----- Material for the task
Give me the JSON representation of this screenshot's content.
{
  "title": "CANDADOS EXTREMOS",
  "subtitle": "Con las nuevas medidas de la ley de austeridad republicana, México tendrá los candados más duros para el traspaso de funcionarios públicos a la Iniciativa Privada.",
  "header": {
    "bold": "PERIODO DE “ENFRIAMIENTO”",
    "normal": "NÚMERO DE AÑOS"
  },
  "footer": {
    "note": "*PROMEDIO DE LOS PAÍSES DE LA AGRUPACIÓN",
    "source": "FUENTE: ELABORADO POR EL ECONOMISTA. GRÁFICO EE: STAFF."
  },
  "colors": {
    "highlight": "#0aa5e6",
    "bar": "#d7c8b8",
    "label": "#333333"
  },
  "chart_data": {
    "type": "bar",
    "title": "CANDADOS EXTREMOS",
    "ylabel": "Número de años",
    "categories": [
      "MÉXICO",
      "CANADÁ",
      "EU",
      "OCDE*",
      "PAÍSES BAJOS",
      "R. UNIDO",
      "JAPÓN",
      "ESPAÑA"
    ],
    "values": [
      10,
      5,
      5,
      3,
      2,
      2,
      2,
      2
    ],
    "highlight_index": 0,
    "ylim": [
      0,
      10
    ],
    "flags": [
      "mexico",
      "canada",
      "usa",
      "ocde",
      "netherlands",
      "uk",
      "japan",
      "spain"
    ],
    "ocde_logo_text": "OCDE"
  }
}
----------
**Task to complete**
Retype the records in full. Keep every line identical to the original.

**Complete answer**
Give me the JSON representation of this screenshot's content.
{
  "title": "CANDADOS EXTREMOS",
  "subtitle": "Con las nuevas medidas de la ley de austeridad republicana, México tendrá los candados más duros para el traspaso de funcionarios públicos a la Iniciativa Privada.",
  "header": {
    "bold": "PERIODO DE “ENFRIAMIENTO”",
    "normal": "NÚMERO DE AÑOS"
  },
  "footer": {
    "note": "*PROMEDIO DE LOS PAÍSES DE LA AGRUPACIÓN",
    "source": "FUENTE: ELABORADO POR EL ECONOMISTA. GRÁFICO EE: STAFF."
  },
  "colors": {
    "highlight": "#0aa5e6",
    "bar": "#d7c8b8",
    "label": "#333333"
  },
  "chart_data": {
    "type": "bar",
    "title": "CANDADOS EXTREMOS",
    "ylabel": "Número de años",
    "categories": [
      "MÉXICO",
      "CANADÁ",
      "EU",
      "OCDE*",
      "PAÍSES BAJOS",
      "R. UNIDO",
      "JAPÓN",
      "ESPAÑA"
    ],
    "values": [
      10,
      5,
      5,
      3,
      2,
      2,
      2,
      2
    ],
    "highlight_index": 0,
    "ylim": [
      0,
      10
    ],
    "flags": [
      "mexico",
      "canada",
      "usa",
      "ocde",
      "netherlands",
      "uk",
      "japan",
      "spain"
    ],
    "ocde_logo_text": "OCDE"
  }
}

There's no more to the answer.